_Work required_
Could you repeat the records below exactly, leaving out any pictures?

_Listed records_
*-*-*

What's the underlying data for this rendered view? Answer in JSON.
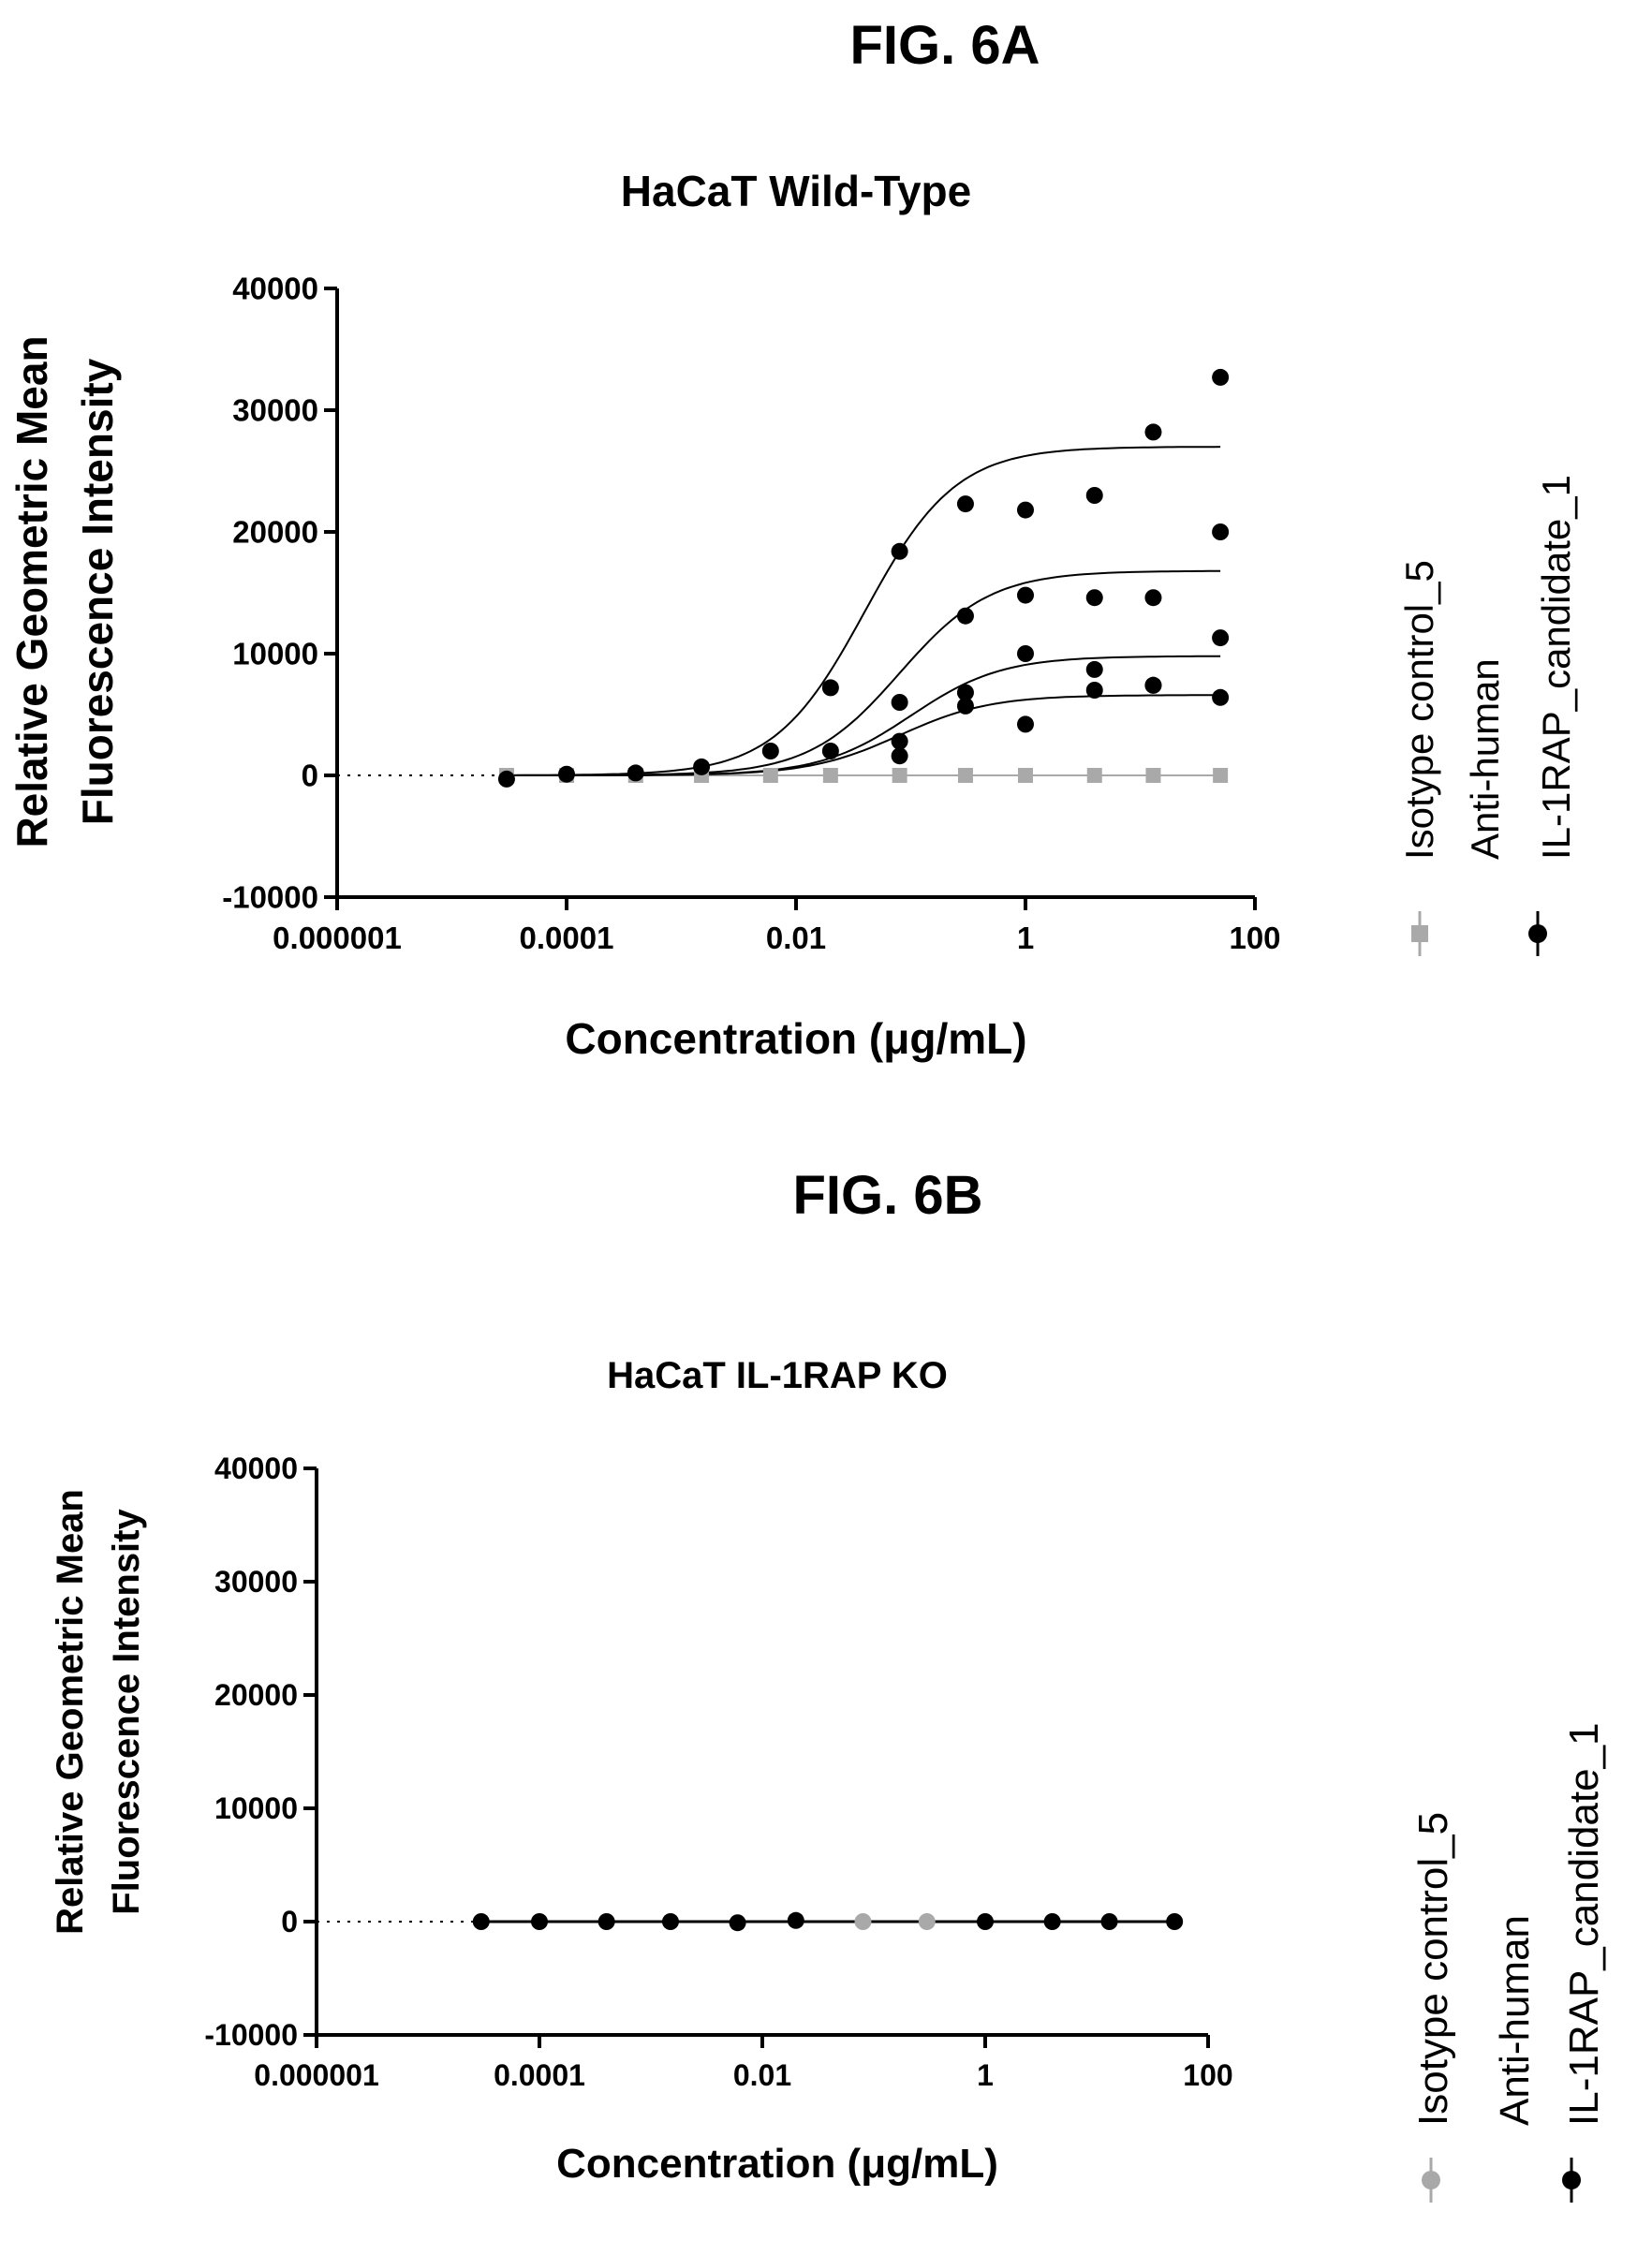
{
  "figure_labels": {
    "a": "FIG. 6A",
    "b": "FIG. 6B"
  },
  "colors": {
    "isotype": "#a9a9a9",
    "candidate": "#000000"
  },
  "chart_data": [
    {
      "type": "scatter",
      "title": "HaCaT Wild-Type",
      "xlabel": "Concentration (μg/mL)",
      "ylabel_lines": [
        "Relative Geometric Mean",
        "Fluorescence Intensity"
      ],
      "x_scale": "log",
      "xlim": [
        1e-06,
        100
      ],
      "ylim": [
        -10000,
        40000
      ],
      "x_ticks": [
        1e-06,
        0.0001,
        0.01,
        1,
        100
      ],
      "x_tick_labels": [
        "0.000001",
        "0.0001",
        "0.01",
        "1",
        "100"
      ],
      "y_ticks": [
        -10000,
        0,
        10000,
        20000,
        30000,
        40000
      ],
      "y_tick_labels": [
        "-10000",
        "0",
        "10000",
        "20000",
        "30000",
        "40000"
      ],
      "baseline": {
        "y": 0,
        "style": "dotted",
        "from_x": 1e-06,
        "to_x": 3e-05
      },
      "legend_position": "right",
      "series": [
        {
          "name": "Isotype control_5",
          "marker": "square",
          "color": "#a9a9a9",
          "x": [
            3e-05,
            0.0001,
            0.0004,
            0.0015,
            0.006,
            0.02,
            0.08,
            0.3,
            1,
            4,
            13,
            50
          ],
          "y": [
            0,
            0,
            0,
            0,
            0,
            0,
            0,
            0,
            0,
            0,
            0,
            0
          ]
        },
        {
          "name_lines": [
            "Anti-human",
            "IL-1RAP_candidate_1"
          ],
          "marker": "circle",
          "color": "#000000",
          "x": [
            3e-05,
            0.0001,
            0.0004,
            0.0015,
            0.006,
            0.02,
            0.08,
            0.3,
            1,
            4,
            13,
            50,
            0.02,
            0.08,
            0.3,
            1,
            4,
            13,
            50,
            0.08,
            0.3,
            1,
            4,
            13,
            50,
            0.08,
            0.3,
            1,
            4,
            13,
            50
          ],
          "y": [
            -300,
            100,
            200,
            700,
            2000,
            7200,
            18400,
            22300,
            21800,
            23000,
            28200,
            32700,
            2000,
            6000,
            13100,
            14800,
            14600,
            14600,
            20000,
            2800,
            6800,
            10000,
            8700,
            7400,
            11300,
            1600,
            5700,
            4200,
            7000,
            7400,
            6400
          ]
        }
      ],
      "curves": [
        {
          "top": 27000,
          "ec50": 0.04,
          "hill": 1.1
        },
        {
          "top": 16800,
          "ec50": 0.08,
          "hill": 1.1
        },
        {
          "top": 9800,
          "ec50": 0.1,
          "hill": 1.1
        },
        {
          "top": 6600,
          "ec50": 0.08,
          "hill": 1.1
        }
      ]
    },
    {
      "type": "scatter",
      "title": "HaCaT IL-1RAP KO",
      "xlabel": "Concentration (μg/mL)",
      "ylabel_lines": [
        "Relative Geometric Mean",
        "Fluorescence Intensity"
      ],
      "x_scale": "log",
      "xlim": [
        1e-06,
        100
      ],
      "ylim": [
        -10000,
        40000
      ],
      "x_ticks": [
        1e-06,
        0.0001,
        0.01,
        1,
        100
      ],
      "x_tick_labels": [
        "0.000001",
        "0.0001",
        "0.01",
        "1",
        "100"
      ],
      "y_ticks": [
        -10000,
        0,
        10000,
        20000,
        30000,
        40000
      ],
      "y_tick_labels": [
        "-10000",
        "0",
        "10000",
        "20000",
        "30000",
        "40000"
      ],
      "baseline": {
        "y": 0,
        "style": "dotted",
        "from_x": 1e-06,
        "to_x": 3e-05
      },
      "legend_position": "right",
      "series": [
        {
          "name": "Isotype control_5",
          "marker": "circle",
          "color": "#a9a9a9",
          "x": [
            0.08,
            0.3
          ],
          "y": [
            0,
            0
          ]
        },
        {
          "name_lines": [
            "Anti-human",
            "IL-1RAP_candidate_1"
          ],
          "marker": "circle",
          "color": "#000000",
          "x": [
            3e-05,
            0.0001,
            0.0004,
            0.0015,
            0.006,
            0.02,
            1,
            4,
            13,
            50
          ],
          "y": [
            0,
            0,
            0,
            0,
            -100,
            100,
            0,
            0,
            0,
            0
          ]
        }
      ],
      "curves": [
        {
          "top": 0,
          "ec50": 0.1,
          "hill": 1
        }
      ]
    }
  ]
}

*-*-*

_Response to the exercise_
What's the underlying data for this rendered view? Answer in JSON.
{
  "figure_labels": {
    "a": "FIG. 6A",
    "b": "FIG. 6B"
  },
  "colors": {
    "isotype": "#a9a9a9",
    "candidate": "#000000"
  },
  "chart_data": [
    {
      "type": "scatter",
      "title": "HaCaT Wild-Type",
      "xlabel": "Concentration (μg/mL)",
      "ylabel_lines": [
        "Relative Geometric Mean",
        "Fluorescence Intensity"
      ],
      "x_scale": "log",
      "xlim": [
        1e-06,
        100
      ],
      "ylim": [
        -10000,
        40000
      ],
      "x_ticks": [
        1e-06,
        0.0001,
        0.01,
        1,
        100
      ],
      "x_tick_labels": [
        "0.000001",
        "0.0001",
        "0.01",
        "1",
        "100"
      ],
      "y_ticks": [
        -10000,
        0,
        10000,
        20000,
        30000,
        40000
      ],
      "y_tick_labels": [
        "-10000",
        "0",
        "10000",
        "20000",
        "30000",
        "40000"
      ],
      "baseline": {
        "y": 0,
        "style": "dotted",
        "from_x": 1e-06,
        "to_x": 3e-05
      },
      "legend_position": "right",
      "series": [
        {
          "name": "Isotype control_5",
          "marker": "square",
          "color": "#a9a9a9",
          "x": [
            3e-05,
            0.0001,
            0.0004,
            0.0015,
            0.006,
            0.02,
            0.08,
            0.3,
            1,
            4,
            13,
            50
          ],
          "y": [
            0,
            0,
            0,
            0,
            0,
            0,
            0,
            0,
            0,
            0,
            0,
            0
          ]
        },
        {
          "name_lines": [
            "Anti-human",
            "IL-1RAP_candidate_1"
          ],
          "marker": "circle",
          "color": "#000000",
          "x": [
            3e-05,
            0.0001,
            0.0004,
            0.0015,
            0.006,
            0.02,
            0.08,
            0.3,
            1,
            4,
            13,
            50,
            0.02,
            0.08,
            0.3,
            1,
            4,
            13,
            50,
            0.08,
            0.3,
            1,
            4,
            13,
            50,
            0.08,
            0.3,
            1,
            4,
            13,
            50
          ],
          "y": [
            -300,
            100,
            200,
            700,
            2000,
            7200,
            18400,
            22300,
            21800,
            23000,
            28200,
            32700,
            2000,
            6000,
            13100,
            14800,
            14600,
            14600,
            20000,
            2800,
            6800,
            10000,
            8700,
            7400,
            11300,
            1600,
            5700,
            4200,
            7000,
            7400,
            6400
          ]
        }
      ],
      "curves": [
        {
          "top": 27000,
          "ec50": 0.04,
          "hill": 1.1
        },
        {
          "top": 16800,
          "ec50": 0.08,
          "hill": 1.1
        },
        {
          "top": 9800,
          "ec50": 0.1,
          "hill": 1.1
        },
        {
          "top": 6600,
          "ec50": 0.08,
          "hill": 1.1
        }
      ]
    },
    {
      "type": "scatter",
      "title": "HaCaT IL-1RAP KO",
      "xlabel": "Concentration (μg/mL)",
      "ylabel_lines": [
        "Relative Geometric Mean",
        "Fluorescence Intensity"
      ],
      "x_scale": "log",
      "xlim": [
        1e-06,
        100
      ],
      "ylim": [
        -10000,
        40000
      ],
      "x_ticks": [
        1e-06,
        0.0001,
        0.01,
        1,
        100
      ],
      "x_tick_labels": [
        "0.000001",
        "0.0001",
        "0.01",
        "1",
        "100"
      ],
      "y_ticks": [
        -10000,
        0,
        10000,
        20000,
        30000,
        40000
      ],
      "y_tick_labels": [
        "-10000",
        "0",
        "10000",
        "20000",
        "30000",
        "40000"
      ],
      "baseline": {
        "y": 0,
        "style": "dotted",
        "from_x": 1e-06,
        "to_x": 3e-05
      },
      "legend_position": "right",
      "series": [
        {
          "name": "Isotype control_5",
          "marker": "circle",
          "color": "#a9a9a9",
          "x": [
            0.08,
            0.3
          ],
          "y": [
            0,
            0
          ]
        },
        {
          "name_lines": [
            "Anti-human",
            "IL-1RAP_candidate_1"
          ],
          "marker": "circle",
          "color": "#000000",
          "x": [
            3e-05,
            0.0001,
            0.0004,
            0.0015,
            0.006,
            0.02,
            1,
            4,
            13,
            50
          ],
          "y": [
            0,
            0,
            0,
            0,
            -100,
            100,
            0,
            0,
            0,
            0
          ]
        }
      ],
      "curves": [
        {
          "top": 0,
          "ec50": 0.1,
          "hill": 1
        }
      ]
    }
  ]
}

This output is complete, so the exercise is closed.